• **The problem**: Please print the full listing exactly.

Data records
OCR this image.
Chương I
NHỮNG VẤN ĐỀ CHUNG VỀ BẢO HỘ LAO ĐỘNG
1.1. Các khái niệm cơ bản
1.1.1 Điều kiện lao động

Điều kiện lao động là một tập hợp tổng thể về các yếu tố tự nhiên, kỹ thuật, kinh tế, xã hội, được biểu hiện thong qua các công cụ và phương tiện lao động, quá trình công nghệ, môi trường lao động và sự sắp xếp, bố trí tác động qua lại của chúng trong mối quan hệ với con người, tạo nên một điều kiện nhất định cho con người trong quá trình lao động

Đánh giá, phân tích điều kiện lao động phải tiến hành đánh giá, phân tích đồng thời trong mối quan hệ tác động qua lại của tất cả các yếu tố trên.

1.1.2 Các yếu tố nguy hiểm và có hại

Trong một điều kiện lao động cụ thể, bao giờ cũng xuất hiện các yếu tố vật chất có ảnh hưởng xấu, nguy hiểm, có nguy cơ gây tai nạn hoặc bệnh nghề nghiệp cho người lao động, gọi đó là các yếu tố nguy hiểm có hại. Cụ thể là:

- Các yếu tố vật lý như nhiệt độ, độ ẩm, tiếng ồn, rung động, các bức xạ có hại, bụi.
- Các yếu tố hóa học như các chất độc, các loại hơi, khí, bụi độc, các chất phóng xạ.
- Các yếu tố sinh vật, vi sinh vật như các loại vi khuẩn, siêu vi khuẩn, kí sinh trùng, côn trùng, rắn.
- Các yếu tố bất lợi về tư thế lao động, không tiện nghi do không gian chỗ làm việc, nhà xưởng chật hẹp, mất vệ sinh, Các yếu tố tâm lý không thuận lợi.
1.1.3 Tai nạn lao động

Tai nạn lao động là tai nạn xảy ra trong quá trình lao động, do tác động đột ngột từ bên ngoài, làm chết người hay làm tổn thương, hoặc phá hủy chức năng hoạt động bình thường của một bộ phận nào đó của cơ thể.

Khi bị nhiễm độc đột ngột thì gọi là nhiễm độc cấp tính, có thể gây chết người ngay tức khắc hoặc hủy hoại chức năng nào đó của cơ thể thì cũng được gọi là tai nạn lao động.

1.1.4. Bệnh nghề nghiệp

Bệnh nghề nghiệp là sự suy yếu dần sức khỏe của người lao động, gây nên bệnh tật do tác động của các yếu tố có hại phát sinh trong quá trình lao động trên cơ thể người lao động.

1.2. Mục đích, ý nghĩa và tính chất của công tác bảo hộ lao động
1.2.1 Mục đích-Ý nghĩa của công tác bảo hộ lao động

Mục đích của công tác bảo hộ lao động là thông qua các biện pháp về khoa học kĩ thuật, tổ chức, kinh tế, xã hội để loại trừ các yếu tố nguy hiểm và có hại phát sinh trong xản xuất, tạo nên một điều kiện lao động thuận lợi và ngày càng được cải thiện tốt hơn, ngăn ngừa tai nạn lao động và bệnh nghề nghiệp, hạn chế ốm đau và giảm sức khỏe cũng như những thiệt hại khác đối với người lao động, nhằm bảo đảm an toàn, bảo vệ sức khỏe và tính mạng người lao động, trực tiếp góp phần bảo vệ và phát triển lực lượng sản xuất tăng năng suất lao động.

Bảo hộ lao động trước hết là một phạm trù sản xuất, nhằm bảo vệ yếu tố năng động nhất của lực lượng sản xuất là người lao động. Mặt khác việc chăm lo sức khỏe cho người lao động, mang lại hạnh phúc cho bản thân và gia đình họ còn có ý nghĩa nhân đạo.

• **Worked answer**:
OCR this image.
Chương I
NHỮNG VẤN ĐỀ CHUNG VỀ BẢO HỘ LAO ĐỘNG
1.1. Các khái niệm cơ bản
1.1.1 Điều kiện lao động

Điều kiện lao động là một tập hợp tổng thể về các yếu tố tự nhiên, kỹ thuật, kinh tế, xã hội, được biểu hiện thong qua các công cụ và phương tiện lao động, quá trình công nghệ, môi trường lao động và sự sắp xếp, bố trí tác động qua lại của chúng trong mối quan hệ với con người, tạo nên một điều kiện nhất định cho con người trong quá trình lao động

Đánh giá, phân tích điều kiện lao động phải tiến hành đánh giá, phân tích đồng thời trong mối quan hệ tác động qua lại của tất cả các yếu tố trên.

1.1.2 Các yếu tố nguy hiểm và có hại

Trong một điều kiện lao động cụ thể, bao giờ cũng xuất hiện các yếu tố vật chất có ảnh hưởng xấu, nguy hiểm, có nguy cơ gây tai nạn hoặc bệnh nghề nghiệp cho người lao động, gọi đó là các yếu tố nguy hiểm có hại. Cụ thể là:

- Các yếu tố vật lý như nhiệt độ, độ ẩm, tiếng ồn, rung động, các bức xạ có hại, bụi.
- Các yếu tố hóa học như các chất độc, các loại hơi, khí, bụi độc, các chất phóng xạ.
- Các yếu tố sinh vật, vi sinh vật như các loại vi khuẩn, siêu vi khuẩn, kí sinh trùng, côn trùng, rắn.
- Các yếu tố bất lợi về tư thế lao động, không tiện nghi do không gian chỗ làm việc, nhà xưởng chật hẹp, mất vệ sinh, Các yếu tố tâm lý không thuận lợi.
1.1.3 Tai nạn lao động

Tai nạn lao động là tai nạn xảy ra trong quá trình lao động, do tác động đột ngột từ bên ngoài, làm chết người hay làm tổn thương, hoặc phá hủy chức năng hoạt động bình thường của một bộ phận nào đó của cơ thể.

Khi bị nhiễm độc đột ngột thì gọi là nhiễm độc cấp tính, có thể gây chết người ngay tức khắc hoặc hủy hoại chức năng nào đó của cơ thể thì cũng được gọi là tai nạn lao động.

1.1.4. Bệnh nghề nghiệp

Bệnh nghề nghiệp là sự suy yếu dần sức khỏe của người lao động, gây nên bệnh tật do tác động của các yếu tố có hại phát sinh trong quá trình lao động trên cơ thể người lao động.

1.2. Mục đích, ý nghĩa và tính chất của công tác bảo hộ lao động
1.2.1 Mục đích-Ý nghĩa của công tác bảo hộ lao động

Mục đích của công tác bảo hộ lao động là thông qua các biện pháp về khoa học kĩ thuật, tổ chức, kinh tế, xã hội để loại trừ các yếu tố nguy hiểm và có hại phát sinh trong xản xuất, tạo nên một điều kiện lao động thuận lợi và ngày càng được cải thiện tốt hơn, ngăn ngừa tai nạn lao động và bệnh nghề nghiệp, hạn chế ốm đau và giảm sức khỏe cũng như những thiệt hại khác đối với người lao động, nhằm bảo đảm an toàn, bảo vệ sức khỏe và tính mạng người lao động, trực tiếp góp phần bảo vệ và phát triển lực lượng sản xuất tăng năng suất lao động.

Bảo hộ lao động trước hết là một phạm trù sản xuất, nhằm bảo vệ yếu tố năng động nhất của lực lượng sản xuất là người lao động. Mặt khác việc chăm lo sức khỏe cho người lao động, mang lại hạnh phúc cho bản thân và gia đình họ còn có ý nghĩa nhân đạo.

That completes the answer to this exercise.